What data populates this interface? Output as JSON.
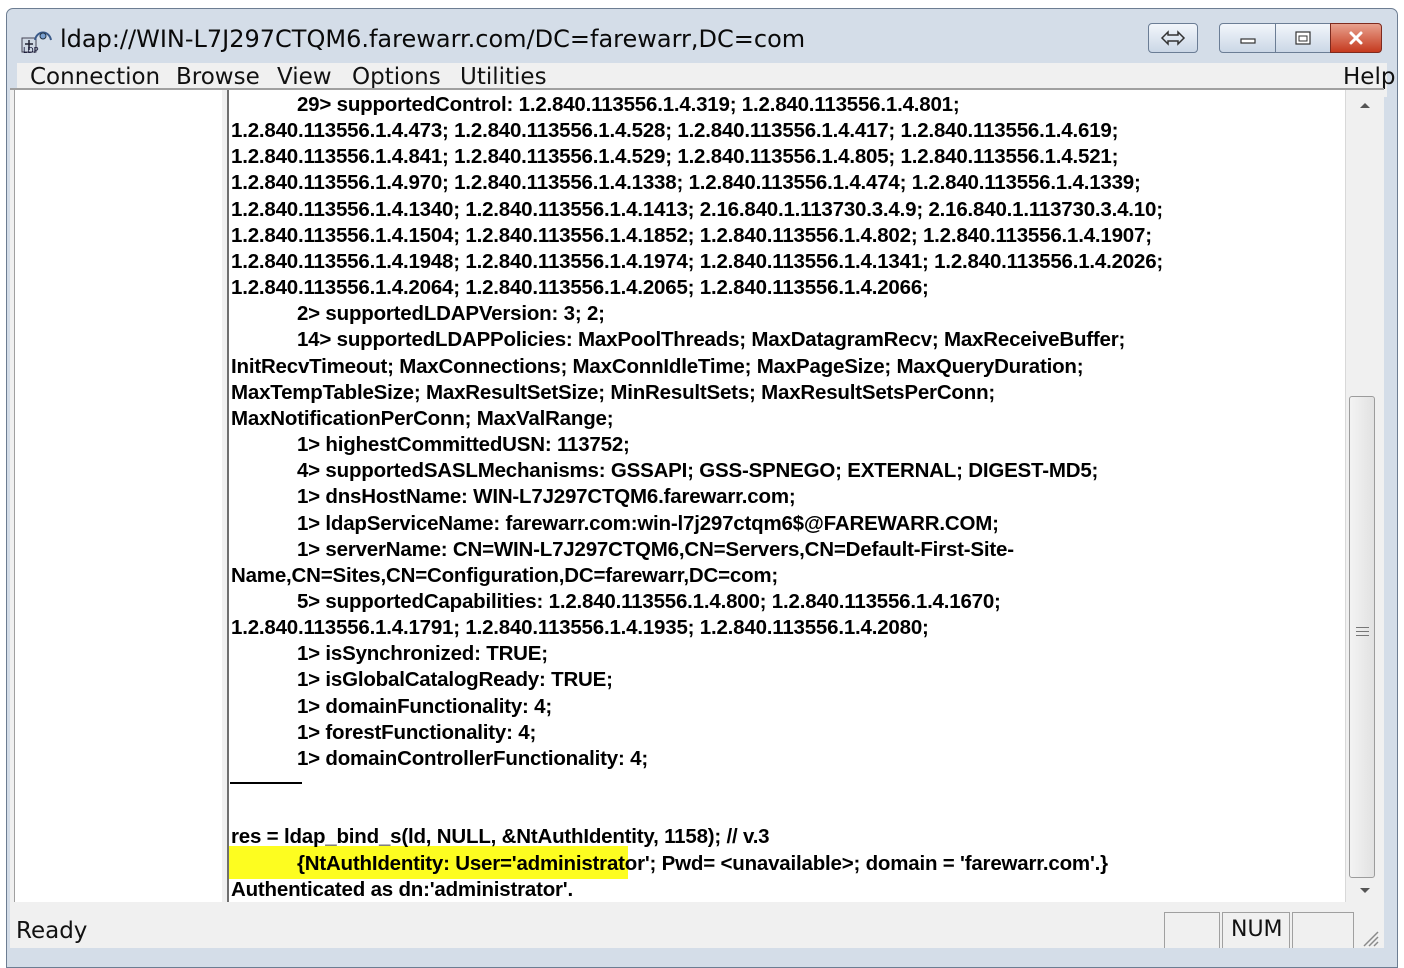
{
  "window": {
    "title": "ldap://WIN-L7J297CTQM6.farewarr.com/DC=farewarr,DC=com"
  },
  "icons": {
    "app": "ldp-app-icon",
    "swap": "swap-arrows-icon",
    "minimize": "minimize-icon",
    "maximize": "maximize-icon",
    "close": "close-icon"
  },
  "menu": {
    "connection": "Connection",
    "browse": "Browse",
    "view": "View",
    "options": "Options",
    "utilities": "Utilities",
    "help": "Help"
  },
  "output": {
    "text": "            29> supportedControl: 1.2.840.113556.1.4.319; 1.2.840.113556.1.4.801;\n1.2.840.113556.1.4.473; 1.2.840.113556.1.4.528; 1.2.840.113556.1.4.417; 1.2.840.113556.1.4.619;\n1.2.840.113556.1.4.841; 1.2.840.113556.1.4.529; 1.2.840.113556.1.4.805; 1.2.840.113556.1.4.521;\n1.2.840.113556.1.4.970; 1.2.840.113556.1.4.1338; 1.2.840.113556.1.4.474; 1.2.840.113556.1.4.1339;\n1.2.840.113556.1.4.1340; 1.2.840.113556.1.4.1413; 2.16.840.1.113730.3.4.9; 2.16.840.1.113730.3.4.10;\n1.2.840.113556.1.4.1504; 1.2.840.113556.1.4.1852; 1.2.840.113556.1.4.802; 1.2.840.113556.1.4.1907;\n1.2.840.113556.1.4.1948; 1.2.840.113556.1.4.1974; 1.2.840.113556.1.4.1341; 1.2.840.113556.1.4.2026;\n1.2.840.113556.1.4.2064; 1.2.840.113556.1.4.2065; 1.2.840.113556.1.4.2066;\n            2> supportedLDAPVersion: 3; 2;\n            14> supportedLDAPPolicies: MaxPoolThreads; MaxDatagramRecv; MaxReceiveBuffer;\nInitRecvTimeout; MaxConnections; MaxConnIdleTime; MaxPageSize; MaxQueryDuration;\nMaxTempTableSize; MaxResultSetSize; MinResultSets; MaxResultSetsPerConn;\nMaxNotificationPerConn; MaxValRange;\n            1> highestCommittedUSN: 113752;\n            4> supportedSASLMechanisms: GSSAPI; GSS-SPNEGO; EXTERNAL; DIGEST-MD5;\n            1> dnsHostName: WIN-L7J297CTQM6.farewarr.com;\n            1> ldapServiceName: farewarr.com:win-l7j297ctqm6$@FAREWARR.COM;\n            1> serverName: CN=WIN-L7J297CTQM6,CN=Servers,CN=Default-First-Site-\nName,CN=Sites,CN=Configuration,DC=farewarr,DC=com;\n            5> supportedCapabilities: 1.2.840.113556.1.4.800; 1.2.840.113556.1.4.1670;\n1.2.840.113556.1.4.1791; 1.2.840.113556.1.4.1935; 1.2.840.113556.1.4.2080;\n            1> isSynchronized: TRUE;\n            1> isGlobalCatalogReady: TRUE;\n            1> domainFunctionality: 4;\n            1> forestFunctionality: 4;\n            1> domainControllerFunctionality: 4;\n\n\nres = ldap_bind_s(ld, NULL, &NtAuthIdentity, 1158); // v.3\n            {NtAuthIdentity: User='administrator'; Pwd= <unavailable>; domain = 'farewarr.com'.}\nAuthenticated as dn:'administrator'."
  },
  "status": {
    "text": "Ready",
    "panel1": "",
    "panel2": "NUM",
    "panel3": ""
  },
  "colors": {
    "highlight": "#fdfd20",
    "title_bar": "#d4dde8",
    "close_button": "#c53a1f"
  }
}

━━━━

§ **Exercise instructions**
Repeat the records in full, exactly as they appear, without the pictures.

§ **Response to this exercise**
What data populates this interface? Output as JSON.
{
  "window": {
    "title": "ldap://WIN-L7J297CTQM6.farewarr.com/DC=farewarr,DC=com"
  },
  "icons": {
    "app": "ldp-app-icon",
    "swap": "swap-arrows-icon",
    "minimize": "minimize-icon",
    "maximize": "maximize-icon",
    "close": "close-icon"
  },
  "menu": {
    "connection": "Connection",
    "browse": "Browse",
    "view": "View",
    "options": "Options",
    "utilities": "Utilities",
    "help": "Help"
  },
  "output": {
    "text": "            29> supportedControl: 1.2.840.113556.1.4.319; 1.2.840.113556.1.4.801;\n1.2.840.113556.1.4.473; 1.2.840.113556.1.4.528; 1.2.840.113556.1.4.417; 1.2.840.113556.1.4.619;\n1.2.840.113556.1.4.841; 1.2.840.113556.1.4.529; 1.2.840.113556.1.4.805; 1.2.840.113556.1.4.521;\n1.2.840.113556.1.4.970; 1.2.840.113556.1.4.1338; 1.2.840.113556.1.4.474; 1.2.840.113556.1.4.1339;\n1.2.840.113556.1.4.1340; 1.2.840.113556.1.4.1413; 2.16.840.1.113730.3.4.9; 2.16.840.1.113730.3.4.10;\n1.2.840.113556.1.4.1504; 1.2.840.113556.1.4.1852; 1.2.840.113556.1.4.802; 1.2.840.113556.1.4.1907;\n1.2.840.113556.1.4.1948; 1.2.840.113556.1.4.1974; 1.2.840.113556.1.4.1341; 1.2.840.113556.1.4.2026;\n1.2.840.113556.1.4.2064; 1.2.840.113556.1.4.2065; 1.2.840.113556.1.4.2066;\n            2> supportedLDAPVersion: 3; 2;\n            14> supportedLDAPPolicies: MaxPoolThreads; MaxDatagramRecv; MaxReceiveBuffer;\nInitRecvTimeout; MaxConnections; MaxConnIdleTime; MaxPageSize; MaxQueryDuration;\nMaxTempTableSize; MaxResultSetSize; MinResultSets; MaxResultSetsPerConn;\nMaxNotificationPerConn; MaxValRange;\n            1> highestCommittedUSN: 113752;\n            4> supportedSASLMechanisms: GSSAPI; GSS-SPNEGO; EXTERNAL; DIGEST-MD5;\n            1> dnsHostName: WIN-L7J297CTQM6.farewarr.com;\n            1> ldapServiceName: farewarr.com:win-l7j297ctqm6$@FAREWARR.COM;\n            1> serverName: CN=WIN-L7J297CTQM6,CN=Servers,CN=Default-First-Site-\nName,CN=Sites,CN=Configuration,DC=farewarr,DC=com;\n            5> supportedCapabilities: 1.2.840.113556.1.4.800; 1.2.840.113556.1.4.1670;\n1.2.840.113556.1.4.1791; 1.2.840.113556.1.4.1935; 1.2.840.113556.1.4.2080;\n            1> isSynchronized: TRUE;\n            1> isGlobalCatalogReady: TRUE;\n            1> domainFunctionality: 4;\n            1> forestFunctionality: 4;\n            1> domainControllerFunctionality: 4;\n\n\nres = ldap_bind_s(ld, NULL, &NtAuthIdentity, 1158); // v.3\n            {NtAuthIdentity: User='administrator'; Pwd= <unavailable>; domain = 'farewarr.com'.}\nAuthenticated as dn:'administrator'."
  },
  "status": {
    "text": "Ready",
    "panel1": "",
    "panel2": "NUM",
    "panel3": ""
  },
  "colors": {
    "highlight": "#fdfd20",
    "title_bar": "#d4dde8",
    "close_button": "#c53a1f"
  }
}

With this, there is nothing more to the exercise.